Select every line holding the word "Spectrum" and copy it.

..............................

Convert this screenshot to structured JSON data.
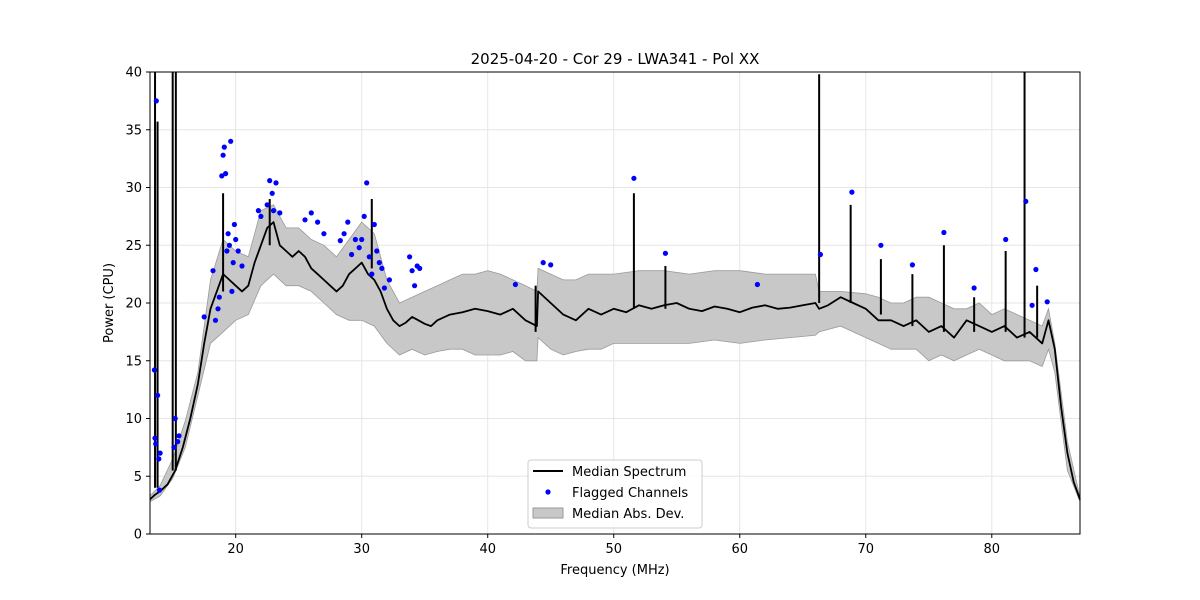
{
  "chart_data": {
    "type": "line",
    "title": "2025-04-20 - Cor 29 - LWA341 - Pol XX",
    "xlabel": "Frequency (MHz)",
    "ylabel": "Power (CPU)",
    "xlim": [
      13.2,
      87.0
    ],
    "ylim": [
      0,
      40
    ],
    "xticks": [
      20,
      30,
      40,
      50,
      60,
      70,
      80
    ],
    "yticks": [
      0,
      5,
      10,
      15,
      20,
      25,
      30,
      35,
      40
    ],
    "grid": true,
    "legend_position": "bottom-center",
    "colors": {
      "median": "#000000",
      "flagged": "#0000ff",
      "mad": "#c8c8c8",
      "mad_edge": "#9a9a9a",
      "grid": "#e6e6e6"
    },
    "legend": [
      "Median Spectrum",
      "Flagged Channels",
      "Median Abs. Dev."
    ],
    "series": [
      {
        "name": "Median Spectrum",
        "x": [
          13.2,
          13.6,
          14.0,
          14.6,
          15.2,
          15.8,
          16.4,
          17.0,
          17.5,
          18.0,
          18.5,
          19.0,
          19.5,
          20.0,
          20.5,
          21.0,
          21.5,
          22.0,
          22.5,
          23.0,
          23.5,
          24.0,
          24.5,
          25.0,
          25.5,
          26.0,
          26.5,
          27.0,
          27.5,
          28.0,
          28.5,
          29.0,
          29.5,
          30.0,
          30.5,
          31.0,
          31.5,
          32.0,
          32.5,
          33.0,
          33.5,
          34.0,
          34.5,
          35.0,
          35.5,
          36.0,
          37.0,
          38.0,
          39.0,
          40.0,
          41.0,
          42.0,
          43.0,
          43.9,
          44.0,
          45.0,
          46.0,
          47.0,
          48.0,
          49.0,
          50.0,
          51.0,
          52.0,
          53.0,
          54.0,
          55.0,
          56.0,
          57.0,
          58.0,
          59.0,
          60.0,
          61.0,
          62.0,
          63.0,
          64.0,
          65.0,
          66.0,
          66.3,
          67.0,
          68.0,
          69.0,
          70.0,
          71.0,
          72.0,
          73.0,
          74.0,
          75.0,
          76.0,
          77.0,
          78.0,
          79.0,
          80.0,
          81.0,
          82.0,
          83.0,
          84.0,
          84.5,
          85.0,
          85.5,
          86.0,
          86.5,
          87.0
        ],
        "y": [
          3.0,
          3.4,
          3.7,
          4.3,
          5.5,
          7.5,
          10.0,
          13.0,
          16.5,
          19.5,
          21.0,
          22.5,
          22.0,
          21.5,
          21.0,
          21.5,
          23.5,
          25.0,
          26.5,
          27.0,
          25.0,
          24.5,
          24.0,
          24.5,
          24.0,
          23.0,
          22.5,
          22.0,
          21.5,
          21.0,
          21.5,
          22.5,
          23.0,
          23.5,
          22.5,
          22.0,
          21.0,
          19.5,
          18.5,
          18.0,
          18.3,
          18.8,
          18.5,
          18.2,
          18.0,
          18.5,
          19.0,
          19.2,
          19.5,
          19.3,
          19.0,
          19.5,
          18.5,
          18.0,
          21.0,
          20.0,
          19.0,
          18.5,
          19.5,
          19.0,
          19.5,
          19.2,
          19.8,
          19.5,
          19.8,
          20.0,
          19.5,
          19.3,
          19.7,
          19.5,
          19.2,
          19.6,
          19.8,
          19.5,
          19.6,
          19.8,
          20.0,
          19.5,
          19.8,
          20.5,
          20.0,
          19.5,
          18.5,
          18.5,
          18.0,
          18.5,
          17.5,
          18.0,
          17.0,
          18.5,
          18.0,
          17.5,
          18.0,
          17.0,
          17.5,
          16.5,
          18.5,
          16.0,
          11.0,
          7.0,
          4.5,
          3.0
        ]
      },
      {
        "name": "Median Abs. Dev.",
        "x": [
          13.2,
          14.0,
          15.0,
          16.0,
          17.0,
          18.0,
          19.0,
          20.0,
          21.0,
          22.0,
          23.0,
          24.0,
          25.0,
          26.0,
          27.0,
          28.0,
          29.0,
          30.0,
          31.0,
          32.0,
          33.0,
          34.0,
          35.0,
          36.0,
          37.0,
          38.0,
          39.0,
          40.0,
          41.0,
          42.0,
          43.0,
          43.9,
          44.0,
          45.0,
          46.0,
          47.0,
          48.0,
          49.0,
          50.0,
          52.0,
          54.0,
          56.0,
          58.0,
          60.0,
          62.0,
          64.0,
          66.0,
          66.3,
          68.0,
          70.0,
          71.0,
          72.0,
          73.0,
          74.0,
          75.0,
          76.0,
          77.0,
          78.0,
          79.0,
          80.0,
          81.0,
          82.0,
          83.0,
          84.0,
          84.5,
          85.0,
          86.0,
          87.0
        ],
        "upper": [
          3.3,
          4.2,
          6.5,
          9.8,
          14.0,
          22.0,
          25.5,
          24.5,
          24.0,
          28.0,
          28.5,
          26.5,
          26.5,
          25.5,
          25.0,
          24.0,
          25.5,
          27.0,
          26.0,
          22.0,
          20.0,
          20.5,
          21.0,
          21.5,
          22.0,
          22.5,
          22.5,
          22.8,
          22.5,
          22.0,
          21.5,
          21.0,
          23.0,
          22.5,
          22.0,
          22.0,
          22.5,
          22.5,
          22.5,
          22.8,
          22.8,
          22.5,
          22.8,
          22.8,
          22.5,
          22.5,
          22.5,
          21.0,
          21.0,
          20.8,
          20.5,
          20.0,
          20.0,
          20.5,
          20.5,
          20.0,
          19.5,
          19.5,
          20.0,
          19.0,
          19.5,
          19.0,
          18.5,
          18.0,
          19.5,
          16.5,
          8.0,
          3.2
        ],
        "lower": [
          2.8,
          3.3,
          4.8,
          7.5,
          12.0,
          16.5,
          17.5,
          18.5,
          19.0,
          21.5,
          22.5,
          21.5,
          21.5,
          21.0,
          20.0,
          19.0,
          18.5,
          18.5,
          18.0,
          16.5,
          15.5,
          16.0,
          15.5,
          15.8,
          16.0,
          16.0,
          15.5,
          15.5,
          15.5,
          15.8,
          15.0,
          15.0,
          17.0,
          16.0,
          15.5,
          15.8,
          16.0,
          16.0,
          16.5,
          16.5,
          16.5,
          16.5,
          16.8,
          16.5,
          16.8,
          17.0,
          17.2,
          17.5,
          18.0,
          17.0,
          16.5,
          16.0,
          16.0,
          16.0,
          15.0,
          15.5,
          15.0,
          15.5,
          16.0,
          15.5,
          15.0,
          15.0,
          15.0,
          14.5,
          16.0,
          14.0,
          5.5,
          2.8
        ]
      }
    ],
    "spikes": [
      {
        "x": 13.6,
        "from": 4.0,
        "to": 40.0
      },
      {
        "x": 13.8,
        "from": 4.0,
        "to": 35.7
      },
      {
        "x": 15.0,
        "from": 5.5,
        "to": 40.0
      },
      {
        "x": 15.25,
        "from": 5.5,
        "to": 40.0
      },
      {
        "x": 19.0,
        "from": 21.0,
        "to": 29.5
      },
      {
        "x": 22.7,
        "from": 25.0,
        "to": 29.0
      },
      {
        "x": 30.8,
        "from": 23.0,
        "to": 29.0
      },
      {
        "x": 43.8,
        "from": 17.5,
        "to": 21.5
      },
      {
        "x": 51.6,
        "from": 19.5,
        "to": 29.5
      },
      {
        "x": 54.1,
        "from": 19.5,
        "to": 23.2
      },
      {
        "x": 66.3,
        "from": 20.0,
        "to": 39.8
      },
      {
        "x": 68.8,
        "from": 20.0,
        "to": 28.5
      },
      {
        "x": 71.2,
        "from": 19.0,
        "to": 23.8
      },
      {
        "x": 73.7,
        "from": 18.0,
        "to": 22.5
      },
      {
        "x": 76.2,
        "from": 17.5,
        "to": 25.0
      },
      {
        "x": 78.6,
        "from": 17.5,
        "to": 20.5
      },
      {
        "x": 81.1,
        "from": 17.5,
        "to": 24.5
      },
      {
        "x": 82.6,
        "from": 17.0,
        "to": 40.0
      },
      {
        "x": 83.6,
        "from": 17.0,
        "to": 21.5
      }
    ],
    "flagged_points": {
      "x": [
        13.7,
        13.8,
        13.55,
        13.6,
        13.65,
        13.9,
        13.95,
        14.0,
        15.2,
        15.4,
        15.5,
        15.1,
        17.5,
        18.2,
        18.4,
        18.6,
        18.7,
        18.9,
        19.0,
        19.1,
        19.2,
        19.3,
        19.4,
        19.5,
        19.6,
        19.7,
        19.8,
        19.9,
        20.0,
        20.2,
        20.5,
        21.8,
        22.0,
        22.5,
        22.7,
        22.9,
        23.0,
        23.2,
        23.5,
        25.5,
        26.0,
        26.5,
        27.0,
        28.3,
        28.6,
        28.9,
        29.2,
        29.5,
        29.8,
        30.0,
        30.2,
        30.4,
        30.6,
        30.8,
        31.0,
        31.2,
        31.4,
        31.6,
        31.8,
        32.2,
        33.8,
        34.0,
        34.2,
        34.4,
        34.6,
        42.2,
        44.4,
        45.0,
        51.6,
        54.1,
        61.4,
        66.4,
        68.9,
        71.2,
        73.7,
        76.2,
        78.6,
        81.1,
        82.7,
        83.2,
        83.5,
        84.4
      ],
      "y": [
        37.5,
        12.0,
        14.2,
        8.3,
        7.8,
        6.5,
        3.8,
        7.0,
        10.0,
        8.0,
        8.5,
        7.5,
        18.8,
        22.8,
        18.5,
        19.5,
        20.5,
        31.0,
        32.8,
        33.5,
        31.2,
        24.5,
        26.0,
        25.0,
        34.0,
        21.0,
        23.5,
        26.8,
        25.5,
        24.5,
        23.2,
        28.0,
        27.5,
        28.5,
        30.6,
        29.5,
        28.0,
        30.4,
        27.8,
        27.2,
        27.8,
        27.0,
        26.0,
        25.4,
        26.0,
        27.0,
        24.2,
        25.5,
        24.8,
        25.5,
        27.5,
        30.4,
        24.0,
        22.5,
        26.8,
        24.5,
        23.5,
        23.0,
        21.3,
        22.0,
        24.0,
        22.8,
        21.5,
        23.2,
        23.0,
        21.6,
        23.5,
        23.3,
        30.8,
        24.3,
        21.6,
        24.2,
        29.6,
        25.0,
        23.3,
        26.1,
        21.3,
        25.5,
        28.8,
        19.8,
        22.9,
        20.1
      ]
    }
  }
}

..............................

## Exercise answer
      "Median Spectrum",
        "name": "Median Spectrum",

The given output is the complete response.